▸ **DATASET ENTRIES**
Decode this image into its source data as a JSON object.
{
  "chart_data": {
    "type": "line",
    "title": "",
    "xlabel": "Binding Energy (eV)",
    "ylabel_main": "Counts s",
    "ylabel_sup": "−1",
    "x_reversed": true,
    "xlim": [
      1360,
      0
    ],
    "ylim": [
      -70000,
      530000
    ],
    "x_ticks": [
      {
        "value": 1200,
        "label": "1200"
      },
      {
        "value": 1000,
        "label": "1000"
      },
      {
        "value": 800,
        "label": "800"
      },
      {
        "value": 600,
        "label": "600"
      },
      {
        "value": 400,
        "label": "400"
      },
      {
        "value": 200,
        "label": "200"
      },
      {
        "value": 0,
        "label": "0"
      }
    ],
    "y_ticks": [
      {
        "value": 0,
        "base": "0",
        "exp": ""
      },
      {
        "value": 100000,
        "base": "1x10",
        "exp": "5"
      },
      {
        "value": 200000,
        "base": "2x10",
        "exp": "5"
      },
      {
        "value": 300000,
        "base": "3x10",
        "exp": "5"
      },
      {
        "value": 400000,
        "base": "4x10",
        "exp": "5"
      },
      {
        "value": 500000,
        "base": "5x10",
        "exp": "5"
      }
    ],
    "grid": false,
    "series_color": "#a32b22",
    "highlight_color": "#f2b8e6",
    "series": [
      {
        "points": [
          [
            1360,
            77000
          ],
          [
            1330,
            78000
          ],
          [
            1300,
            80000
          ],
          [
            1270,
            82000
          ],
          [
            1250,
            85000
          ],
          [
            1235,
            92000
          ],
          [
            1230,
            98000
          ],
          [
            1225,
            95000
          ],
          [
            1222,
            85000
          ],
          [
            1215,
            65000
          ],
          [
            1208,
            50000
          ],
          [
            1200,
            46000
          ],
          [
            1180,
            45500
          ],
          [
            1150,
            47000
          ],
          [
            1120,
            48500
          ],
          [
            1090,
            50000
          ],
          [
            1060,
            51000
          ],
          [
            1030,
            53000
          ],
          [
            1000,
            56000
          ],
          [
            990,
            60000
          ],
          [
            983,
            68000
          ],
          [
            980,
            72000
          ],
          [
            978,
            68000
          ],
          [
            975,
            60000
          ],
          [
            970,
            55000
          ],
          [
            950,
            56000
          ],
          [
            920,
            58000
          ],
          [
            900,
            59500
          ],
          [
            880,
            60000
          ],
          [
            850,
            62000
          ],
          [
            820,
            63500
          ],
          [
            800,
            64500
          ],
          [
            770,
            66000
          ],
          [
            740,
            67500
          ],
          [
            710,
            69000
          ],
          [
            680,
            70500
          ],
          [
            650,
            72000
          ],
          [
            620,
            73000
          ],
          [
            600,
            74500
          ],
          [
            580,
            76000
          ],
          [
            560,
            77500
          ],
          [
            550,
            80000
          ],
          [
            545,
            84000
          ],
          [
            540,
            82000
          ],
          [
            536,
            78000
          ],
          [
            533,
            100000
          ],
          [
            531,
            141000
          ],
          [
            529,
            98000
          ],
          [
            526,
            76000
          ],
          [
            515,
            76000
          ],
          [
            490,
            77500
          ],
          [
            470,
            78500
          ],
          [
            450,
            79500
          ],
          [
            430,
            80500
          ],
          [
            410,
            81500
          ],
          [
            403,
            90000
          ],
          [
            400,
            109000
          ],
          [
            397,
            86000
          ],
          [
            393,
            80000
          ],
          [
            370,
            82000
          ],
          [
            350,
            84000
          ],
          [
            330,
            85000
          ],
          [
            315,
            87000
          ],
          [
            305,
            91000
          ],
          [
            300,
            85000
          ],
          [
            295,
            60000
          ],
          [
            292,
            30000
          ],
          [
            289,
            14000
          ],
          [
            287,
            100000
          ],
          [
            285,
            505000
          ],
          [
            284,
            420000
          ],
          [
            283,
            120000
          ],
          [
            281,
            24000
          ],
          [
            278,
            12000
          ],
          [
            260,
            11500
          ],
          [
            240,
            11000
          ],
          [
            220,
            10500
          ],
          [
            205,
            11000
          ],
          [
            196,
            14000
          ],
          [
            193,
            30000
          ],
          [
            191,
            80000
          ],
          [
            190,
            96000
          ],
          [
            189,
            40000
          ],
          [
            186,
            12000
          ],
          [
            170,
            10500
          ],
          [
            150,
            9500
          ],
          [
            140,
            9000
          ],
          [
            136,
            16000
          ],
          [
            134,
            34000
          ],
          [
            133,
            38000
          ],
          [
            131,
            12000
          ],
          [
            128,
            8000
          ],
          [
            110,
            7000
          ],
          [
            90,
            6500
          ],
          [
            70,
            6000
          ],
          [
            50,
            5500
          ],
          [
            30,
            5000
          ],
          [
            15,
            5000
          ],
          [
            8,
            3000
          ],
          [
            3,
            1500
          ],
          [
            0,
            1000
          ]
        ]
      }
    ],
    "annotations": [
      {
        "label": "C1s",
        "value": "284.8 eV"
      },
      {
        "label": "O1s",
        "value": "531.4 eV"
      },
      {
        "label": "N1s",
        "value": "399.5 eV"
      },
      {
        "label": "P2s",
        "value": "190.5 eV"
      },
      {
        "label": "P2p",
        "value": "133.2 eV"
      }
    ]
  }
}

▸ **WHAT IS NEEDED**
Reproduce the material above, every line of it, exactly.

▸ **RESPONSE TO THE EXERCISE**
Decode this image into its source data as a JSON object.
{
  "chart_data": {
    "type": "line",
    "title": "",
    "xlabel": "Binding Energy (eV)",
    "ylabel_main": "Counts s",
    "ylabel_sup": "−1",
    "x_reversed": true,
    "xlim": [
      1360,
      0
    ],
    "ylim": [
      -70000,
      530000
    ],
    "x_ticks": [
      {
        "value": 1200,
        "label": "1200"
      },
      {
        "value": 1000,
        "label": "1000"
      },
      {
        "value": 800,
        "label": "800"
      },
      {
        "value": 600,
        "label": "600"
      },
      {
        "value": 400,
        "label": "400"
      },
      {
        "value": 200,
        "label": "200"
      },
      {
        "value": 0,
        "label": "0"
      }
    ],
    "y_ticks": [
      {
        "value": 0,
        "base": "0",
        "exp": ""
      },
      {
        "value": 100000,
        "base": "1x10",
        "exp": "5"
      },
      {
        "value": 200000,
        "base": "2x10",
        "exp": "5"
      },
      {
        "value": 300000,
        "base": "3x10",
        "exp": "5"
      },
      {
        "value": 400000,
        "base": "4x10",
        "exp": "5"
      },
      {
        "value": 500000,
        "base": "5x10",
        "exp": "5"
      }
    ],
    "grid": false,
    "series_color": "#a32b22",
    "highlight_color": "#f2b8e6",
    "series": [
      {
        "points": [
          [
            1360,
            77000
          ],
          [
            1330,
            78000
          ],
          [
            1300,
            80000
          ],
          [
            1270,
            82000
          ],
          [
            1250,
            85000
          ],
          [
            1235,
            92000
          ],
          [
            1230,
            98000
          ],
          [
            1225,
            95000
          ],
          [
            1222,
            85000
          ],
          [
            1215,
            65000
          ],
          [
            1208,
            50000
          ],
          [
            1200,
            46000
          ],
          [
            1180,
            45500
          ],
          [
            1150,
            47000
          ],
          [
            1120,
            48500
          ],
          [
            1090,
            50000
          ],
          [
            1060,
            51000
          ],
          [
            1030,
            53000
          ],
          [
            1000,
            56000
          ],
          [
            990,
            60000
          ],
          [
            983,
            68000
          ],
          [
            980,
            72000
          ],
          [
            978,
            68000
          ],
          [
            975,
            60000
          ],
          [
            970,
            55000
          ],
          [
            950,
            56000
          ],
          [
            920,
            58000
          ],
          [
            900,
            59500
          ],
          [
            880,
            60000
          ],
          [
            850,
            62000
          ],
          [
            820,
            63500
          ],
          [
            800,
            64500
          ],
          [
            770,
            66000
          ],
          [
            740,
            67500
          ],
          [
            710,
            69000
          ],
          [
            680,
            70500
          ],
          [
            650,
            72000
          ],
          [
            620,
            73000
          ],
          [
            600,
            74500
          ],
          [
            580,
            76000
          ],
          [
            560,
            77500
          ],
          [
            550,
            80000
          ],
          [
            545,
            84000
          ],
          [
            540,
            82000
          ],
          [
            536,
            78000
          ],
          [
            533,
            100000
          ],
          [
            531,
            141000
          ],
          [
            529,
            98000
          ],
          [
            526,
            76000
          ],
          [
            515,
            76000
          ],
          [
            490,
            77500
          ],
          [
            470,
            78500
          ],
          [
            450,
            79500
          ],
          [
            430,
            80500
          ],
          [
            410,
            81500
          ],
          [
            403,
            90000
          ],
          [
            400,
            109000
          ],
          [
            397,
            86000
          ],
          [
            393,
            80000
          ],
          [
            370,
            82000
          ],
          [
            350,
            84000
          ],
          [
            330,
            85000
          ],
          [
            315,
            87000
          ],
          [
            305,
            91000
          ],
          [
            300,
            85000
          ],
          [
            295,
            60000
          ],
          [
            292,
            30000
          ],
          [
            289,
            14000
          ],
          [
            287,
            100000
          ],
          [
            285,
            505000
          ],
          [
            284,
            420000
          ],
          [
            283,
            120000
          ],
          [
            281,
            24000
          ],
          [
            278,
            12000
          ],
          [
            260,
            11500
          ],
          [
            240,
            11000
          ],
          [
            220,
            10500
          ],
          [
            205,
            11000
          ],
          [
            196,
            14000
          ],
          [
            193,
            30000
          ],
          [
            191,
            80000
          ],
          [
            190,
            96000
          ],
          [
            189,
            40000
          ],
          [
            186,
            12000
          ],
          [
            170,
            10500
          ],
          [
            150,
            9500
          ],
          [
            140,
            9000
          ],
          [
            136,
            16000
          ],
          [
            134,
            34000
          ],
          [
            133,
            38000
          ],
          [
            131,
            12000
          ],
          [
            128,
            8000
          ],
          [
            110,
            7000
          ],
          [
            90,
            6500
          ],
          [
            70,
            6000
          ],
          [
            50,
            5500
          ],
          [
            30,
            5000
          ],
          [
            15,
            5000
          ],
          [
            8,
            3000
          ],
          [
            3,
            1500
          ],
          [
            0,
            1000
          ]
        ]
      }
    ],
    "annotations": [
      {
        "label": "C1s",
        "value": "284.8 eV"
      },
      {
        "label": "O1s",
        "value": "531.4 eV"
      },
      {
        "label": "N1s",
        "value": "399.5 eV"
      },
      {
        "label": "P2s",
        "value": "190.5 eV"
      },
      {
        "label": "P2p",
        "value": "133.2 eV"
      }
    ]
  }
}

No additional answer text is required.